Information supplied:
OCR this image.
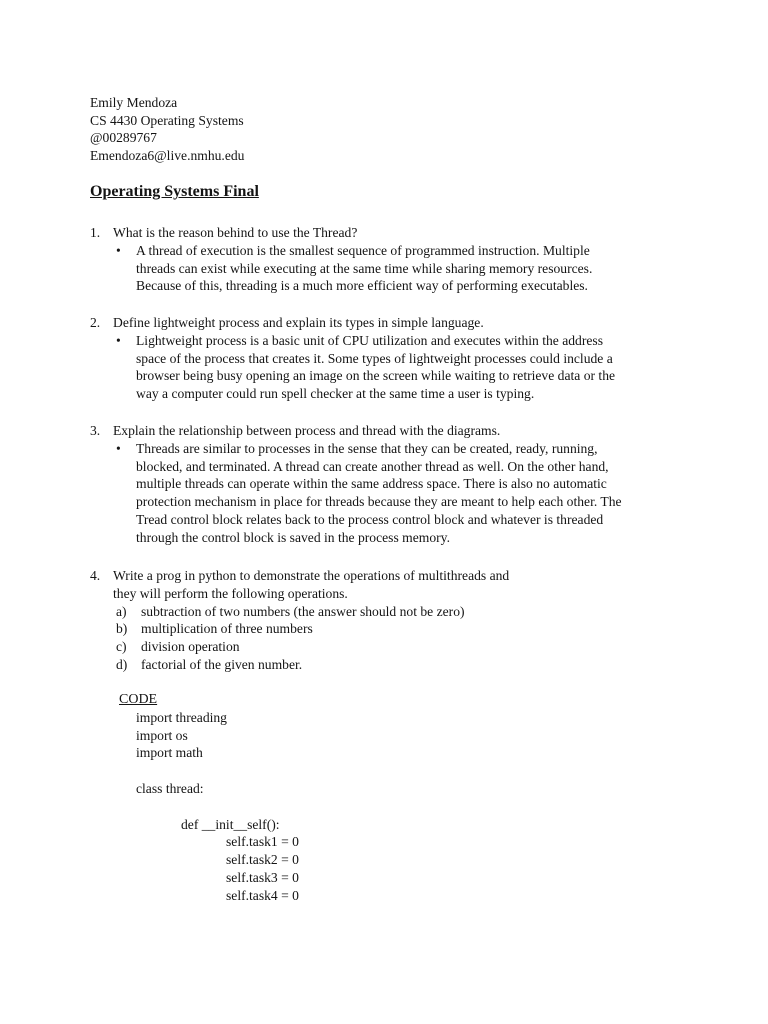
Emily Mendoza
CS 4430 Operating Systems
@00289767
Emendoza6@live.nmhu.edu
Operating Systems Final
1. What is the reason behind to use the Thread?
• A thread of execution is the smallest sequence of programmed instruction. Multiple
threads can exist while executing at the same time while sharing memory resources.
Because of this, threading is a much more efficient way of performing executables.
2. Define lightweight process and explain its types in simple language.
• Lightweight process is a basic unit of CPU utilization and executes within the address
space of the process that creates it. Some types of lightweight processes could include a
browser being busy opening an image on the screen while waiting to retrieve data or the
way a computer could run spell checker at the same time a user is typing.
3. Explain the relationship between process and thread with the diagrams.
• Threads are similar to processes in the sense that they can be created, ready, running,
blocked, and terminated. A thread can create another thread as well. On the other hand,
multiple threads can operate within the same address space. There is also no automatic
protection mechanism in place for threads because they are meant to help each other. The
Tread control block relates back to the process control block and whatever is threaded
through the control block is saved in the process memory.
4. Write a prog in python to demonstrate the operations of multithreads and
they will perform the following operations.
a) subtraction of two numbers (the answer should not be zero)
b) multiplication of three numbers
c) division operation
d) factorial of the given number.
CODE
import threading
import os
import math
class thread:
def __init__self():
self.task1 = 0
self.task2 = 0
self.task3 = 0
self.task4 = 0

Work to complete: Search the records for the word "Operating". Copy every line that has it.

Written solution:
CS 4430 Operating Systems
Operating Systems Final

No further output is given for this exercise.